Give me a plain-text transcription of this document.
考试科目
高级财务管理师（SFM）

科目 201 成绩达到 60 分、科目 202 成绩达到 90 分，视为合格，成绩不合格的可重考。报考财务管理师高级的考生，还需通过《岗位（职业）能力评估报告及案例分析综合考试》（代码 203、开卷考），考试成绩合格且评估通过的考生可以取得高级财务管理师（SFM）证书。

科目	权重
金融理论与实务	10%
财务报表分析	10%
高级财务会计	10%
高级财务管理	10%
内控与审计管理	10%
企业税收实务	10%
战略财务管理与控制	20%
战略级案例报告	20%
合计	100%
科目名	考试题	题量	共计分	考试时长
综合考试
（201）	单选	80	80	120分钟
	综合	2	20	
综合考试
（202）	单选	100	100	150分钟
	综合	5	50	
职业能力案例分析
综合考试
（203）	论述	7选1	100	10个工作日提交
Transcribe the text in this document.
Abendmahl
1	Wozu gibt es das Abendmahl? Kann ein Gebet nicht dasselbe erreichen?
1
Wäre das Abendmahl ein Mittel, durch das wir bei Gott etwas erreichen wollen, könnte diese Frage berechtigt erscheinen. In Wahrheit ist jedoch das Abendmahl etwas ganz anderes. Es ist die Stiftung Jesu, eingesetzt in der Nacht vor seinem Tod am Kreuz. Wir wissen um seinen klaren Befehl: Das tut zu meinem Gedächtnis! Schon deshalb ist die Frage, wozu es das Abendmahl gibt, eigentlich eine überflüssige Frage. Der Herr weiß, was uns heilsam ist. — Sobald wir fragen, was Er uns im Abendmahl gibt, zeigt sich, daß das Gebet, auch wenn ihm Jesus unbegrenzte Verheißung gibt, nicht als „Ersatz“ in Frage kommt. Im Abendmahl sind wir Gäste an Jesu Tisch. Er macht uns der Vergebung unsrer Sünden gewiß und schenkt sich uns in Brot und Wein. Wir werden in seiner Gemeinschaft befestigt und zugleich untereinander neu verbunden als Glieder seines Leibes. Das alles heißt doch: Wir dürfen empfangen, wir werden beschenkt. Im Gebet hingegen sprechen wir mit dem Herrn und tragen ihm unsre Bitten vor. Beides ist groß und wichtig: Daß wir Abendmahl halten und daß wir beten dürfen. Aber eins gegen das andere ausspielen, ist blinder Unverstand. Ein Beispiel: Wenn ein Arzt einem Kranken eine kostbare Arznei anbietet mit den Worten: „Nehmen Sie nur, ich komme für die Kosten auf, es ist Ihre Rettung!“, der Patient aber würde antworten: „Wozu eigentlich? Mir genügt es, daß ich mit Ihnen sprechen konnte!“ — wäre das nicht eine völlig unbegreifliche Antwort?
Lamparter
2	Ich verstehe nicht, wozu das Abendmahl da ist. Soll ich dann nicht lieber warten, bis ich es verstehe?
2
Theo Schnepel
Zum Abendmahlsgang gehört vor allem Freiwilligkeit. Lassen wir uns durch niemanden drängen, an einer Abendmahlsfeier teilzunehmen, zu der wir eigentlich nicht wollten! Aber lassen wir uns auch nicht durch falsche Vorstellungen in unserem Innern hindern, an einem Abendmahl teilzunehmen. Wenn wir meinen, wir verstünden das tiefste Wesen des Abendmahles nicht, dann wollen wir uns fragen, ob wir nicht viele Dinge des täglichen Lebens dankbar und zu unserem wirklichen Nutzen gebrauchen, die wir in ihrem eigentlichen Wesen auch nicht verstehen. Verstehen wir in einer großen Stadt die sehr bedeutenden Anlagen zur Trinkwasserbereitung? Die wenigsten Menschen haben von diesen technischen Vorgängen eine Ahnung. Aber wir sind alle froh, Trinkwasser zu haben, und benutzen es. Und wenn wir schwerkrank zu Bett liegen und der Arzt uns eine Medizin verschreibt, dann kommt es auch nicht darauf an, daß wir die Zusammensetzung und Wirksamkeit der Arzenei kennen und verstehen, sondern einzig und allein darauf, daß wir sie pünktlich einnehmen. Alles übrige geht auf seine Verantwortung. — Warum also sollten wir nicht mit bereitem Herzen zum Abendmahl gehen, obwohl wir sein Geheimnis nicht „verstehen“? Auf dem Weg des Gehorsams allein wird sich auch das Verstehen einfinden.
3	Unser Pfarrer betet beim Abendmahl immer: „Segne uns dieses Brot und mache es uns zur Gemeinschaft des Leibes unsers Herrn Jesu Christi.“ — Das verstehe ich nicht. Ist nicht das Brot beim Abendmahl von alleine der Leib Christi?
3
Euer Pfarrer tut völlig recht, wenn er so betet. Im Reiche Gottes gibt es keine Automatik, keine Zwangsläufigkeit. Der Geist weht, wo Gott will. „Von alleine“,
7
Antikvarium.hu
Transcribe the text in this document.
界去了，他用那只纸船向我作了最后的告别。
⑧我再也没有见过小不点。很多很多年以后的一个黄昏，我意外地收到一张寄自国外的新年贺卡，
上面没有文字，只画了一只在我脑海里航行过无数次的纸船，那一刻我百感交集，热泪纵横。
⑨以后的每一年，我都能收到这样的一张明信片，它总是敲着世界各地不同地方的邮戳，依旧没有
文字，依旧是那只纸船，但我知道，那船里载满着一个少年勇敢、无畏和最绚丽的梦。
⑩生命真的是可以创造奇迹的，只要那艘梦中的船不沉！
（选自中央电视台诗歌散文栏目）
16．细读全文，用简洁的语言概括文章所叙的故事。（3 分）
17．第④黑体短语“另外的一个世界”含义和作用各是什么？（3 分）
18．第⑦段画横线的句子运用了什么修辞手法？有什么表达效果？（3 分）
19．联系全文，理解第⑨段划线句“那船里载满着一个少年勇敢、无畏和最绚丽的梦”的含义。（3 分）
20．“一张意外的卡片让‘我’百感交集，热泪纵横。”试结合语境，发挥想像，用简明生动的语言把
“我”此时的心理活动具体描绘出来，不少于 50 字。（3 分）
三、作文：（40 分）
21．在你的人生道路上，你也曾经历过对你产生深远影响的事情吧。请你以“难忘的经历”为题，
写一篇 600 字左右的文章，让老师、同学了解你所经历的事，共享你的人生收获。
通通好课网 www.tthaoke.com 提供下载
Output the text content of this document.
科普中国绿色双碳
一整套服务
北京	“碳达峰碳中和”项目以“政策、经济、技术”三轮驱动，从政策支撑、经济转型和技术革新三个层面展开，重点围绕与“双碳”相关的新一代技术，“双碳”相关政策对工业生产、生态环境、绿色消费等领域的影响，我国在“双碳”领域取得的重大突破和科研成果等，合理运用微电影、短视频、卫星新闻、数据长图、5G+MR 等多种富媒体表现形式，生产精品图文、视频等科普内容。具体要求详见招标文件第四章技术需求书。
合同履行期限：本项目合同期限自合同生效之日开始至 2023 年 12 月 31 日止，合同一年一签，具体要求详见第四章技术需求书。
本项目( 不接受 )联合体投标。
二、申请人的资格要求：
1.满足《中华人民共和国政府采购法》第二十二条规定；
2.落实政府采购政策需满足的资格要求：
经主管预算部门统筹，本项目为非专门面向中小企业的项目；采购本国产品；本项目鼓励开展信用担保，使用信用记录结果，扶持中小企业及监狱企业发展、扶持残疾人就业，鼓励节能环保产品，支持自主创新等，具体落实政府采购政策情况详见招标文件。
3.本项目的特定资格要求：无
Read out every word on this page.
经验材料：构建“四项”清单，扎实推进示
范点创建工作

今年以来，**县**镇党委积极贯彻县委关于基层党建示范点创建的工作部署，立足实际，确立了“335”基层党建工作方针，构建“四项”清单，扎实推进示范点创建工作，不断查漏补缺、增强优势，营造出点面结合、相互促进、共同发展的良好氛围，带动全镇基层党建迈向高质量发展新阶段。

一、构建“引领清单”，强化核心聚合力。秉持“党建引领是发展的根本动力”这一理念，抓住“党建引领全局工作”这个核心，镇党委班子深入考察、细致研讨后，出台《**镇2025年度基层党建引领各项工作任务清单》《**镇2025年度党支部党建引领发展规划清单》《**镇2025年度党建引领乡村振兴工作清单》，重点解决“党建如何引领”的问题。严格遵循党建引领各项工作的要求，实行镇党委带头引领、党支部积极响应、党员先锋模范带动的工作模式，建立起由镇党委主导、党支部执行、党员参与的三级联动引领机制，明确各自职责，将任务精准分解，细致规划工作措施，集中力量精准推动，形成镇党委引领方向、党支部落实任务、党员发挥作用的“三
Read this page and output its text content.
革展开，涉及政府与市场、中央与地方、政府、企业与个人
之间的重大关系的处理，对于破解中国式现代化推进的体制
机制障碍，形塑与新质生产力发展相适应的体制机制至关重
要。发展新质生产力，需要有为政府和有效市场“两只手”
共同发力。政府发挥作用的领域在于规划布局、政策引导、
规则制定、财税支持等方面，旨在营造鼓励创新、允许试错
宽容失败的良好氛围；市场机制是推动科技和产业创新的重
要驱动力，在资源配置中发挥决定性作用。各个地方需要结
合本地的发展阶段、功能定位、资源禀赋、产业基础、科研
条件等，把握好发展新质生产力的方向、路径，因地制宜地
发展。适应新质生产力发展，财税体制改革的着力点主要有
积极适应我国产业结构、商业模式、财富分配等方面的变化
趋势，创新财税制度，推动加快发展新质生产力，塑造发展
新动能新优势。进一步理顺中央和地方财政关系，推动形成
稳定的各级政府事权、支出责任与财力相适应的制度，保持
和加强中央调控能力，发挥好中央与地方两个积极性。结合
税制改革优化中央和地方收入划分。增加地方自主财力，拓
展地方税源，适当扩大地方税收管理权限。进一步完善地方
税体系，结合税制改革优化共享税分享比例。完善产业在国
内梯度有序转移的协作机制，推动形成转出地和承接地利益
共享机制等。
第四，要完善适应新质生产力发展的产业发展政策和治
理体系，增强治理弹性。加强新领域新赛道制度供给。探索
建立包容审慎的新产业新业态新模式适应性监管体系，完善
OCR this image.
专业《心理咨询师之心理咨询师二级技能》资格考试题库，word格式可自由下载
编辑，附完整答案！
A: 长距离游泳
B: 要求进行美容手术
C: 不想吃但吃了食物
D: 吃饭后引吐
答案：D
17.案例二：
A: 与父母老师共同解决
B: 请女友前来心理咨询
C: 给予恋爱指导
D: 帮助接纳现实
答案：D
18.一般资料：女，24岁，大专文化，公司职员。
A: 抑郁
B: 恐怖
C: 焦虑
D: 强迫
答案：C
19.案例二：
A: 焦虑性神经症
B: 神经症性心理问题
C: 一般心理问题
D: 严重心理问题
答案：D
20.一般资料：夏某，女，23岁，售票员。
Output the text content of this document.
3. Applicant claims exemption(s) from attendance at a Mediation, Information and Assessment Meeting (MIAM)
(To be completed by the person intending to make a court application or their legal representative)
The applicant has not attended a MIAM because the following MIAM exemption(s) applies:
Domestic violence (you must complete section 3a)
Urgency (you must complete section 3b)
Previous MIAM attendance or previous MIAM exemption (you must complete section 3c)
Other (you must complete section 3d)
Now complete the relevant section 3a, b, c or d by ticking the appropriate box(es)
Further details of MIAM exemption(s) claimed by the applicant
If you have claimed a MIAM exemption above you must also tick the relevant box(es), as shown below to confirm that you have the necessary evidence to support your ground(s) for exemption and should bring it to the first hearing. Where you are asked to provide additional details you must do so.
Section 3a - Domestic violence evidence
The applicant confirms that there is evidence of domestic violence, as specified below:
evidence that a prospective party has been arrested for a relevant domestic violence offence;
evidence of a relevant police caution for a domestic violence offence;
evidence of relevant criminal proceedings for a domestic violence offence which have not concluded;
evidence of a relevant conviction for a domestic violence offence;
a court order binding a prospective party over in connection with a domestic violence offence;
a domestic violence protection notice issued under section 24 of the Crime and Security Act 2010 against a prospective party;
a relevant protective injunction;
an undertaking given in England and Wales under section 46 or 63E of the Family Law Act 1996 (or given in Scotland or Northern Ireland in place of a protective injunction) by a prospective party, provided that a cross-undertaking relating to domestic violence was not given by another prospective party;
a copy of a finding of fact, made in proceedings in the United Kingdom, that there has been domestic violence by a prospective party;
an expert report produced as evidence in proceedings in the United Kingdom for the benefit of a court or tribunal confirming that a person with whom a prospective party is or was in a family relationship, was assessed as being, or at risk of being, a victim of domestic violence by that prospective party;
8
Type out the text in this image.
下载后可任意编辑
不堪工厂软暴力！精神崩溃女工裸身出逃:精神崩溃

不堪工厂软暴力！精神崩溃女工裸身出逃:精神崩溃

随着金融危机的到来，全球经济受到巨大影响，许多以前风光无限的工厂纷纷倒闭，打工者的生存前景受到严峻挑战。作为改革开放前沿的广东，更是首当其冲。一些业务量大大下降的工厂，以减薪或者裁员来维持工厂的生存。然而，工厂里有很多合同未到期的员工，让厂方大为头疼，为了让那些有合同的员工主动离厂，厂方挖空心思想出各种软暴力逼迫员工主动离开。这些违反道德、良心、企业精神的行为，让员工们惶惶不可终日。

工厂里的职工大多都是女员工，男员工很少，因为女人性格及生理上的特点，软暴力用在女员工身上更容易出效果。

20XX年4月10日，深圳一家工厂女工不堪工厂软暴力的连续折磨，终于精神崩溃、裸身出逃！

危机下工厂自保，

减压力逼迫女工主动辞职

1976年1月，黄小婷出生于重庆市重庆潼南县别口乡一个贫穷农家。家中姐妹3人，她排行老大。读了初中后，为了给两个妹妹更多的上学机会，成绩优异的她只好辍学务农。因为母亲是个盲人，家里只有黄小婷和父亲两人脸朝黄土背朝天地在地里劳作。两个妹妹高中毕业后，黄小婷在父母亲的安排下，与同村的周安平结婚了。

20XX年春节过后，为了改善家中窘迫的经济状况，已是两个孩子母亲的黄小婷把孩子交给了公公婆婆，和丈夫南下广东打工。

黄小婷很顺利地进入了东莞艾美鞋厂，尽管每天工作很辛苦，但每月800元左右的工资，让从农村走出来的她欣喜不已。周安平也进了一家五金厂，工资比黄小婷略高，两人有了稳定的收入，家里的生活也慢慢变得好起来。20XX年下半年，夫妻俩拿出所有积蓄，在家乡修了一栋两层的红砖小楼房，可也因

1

**DIRECTIONS FOR THIS TASK**
Extract every line above that contains the word "must".

**RESPONSE**
Domestic violence (you must complete section 3a)
Urgency (you must complete section 3b)
Previous MIAM attendance or previous MIAM exemption (you must complete section 3c)
Other (you must complete section 3d)
If you have claimed a MIAM exemption above you must also tick the relevant box(es), as shown below to confirm that you have the necessary evidence to support your ground(s) for exemption and should bring it to the first hearing. Where you are asked to provide additional details you must do so.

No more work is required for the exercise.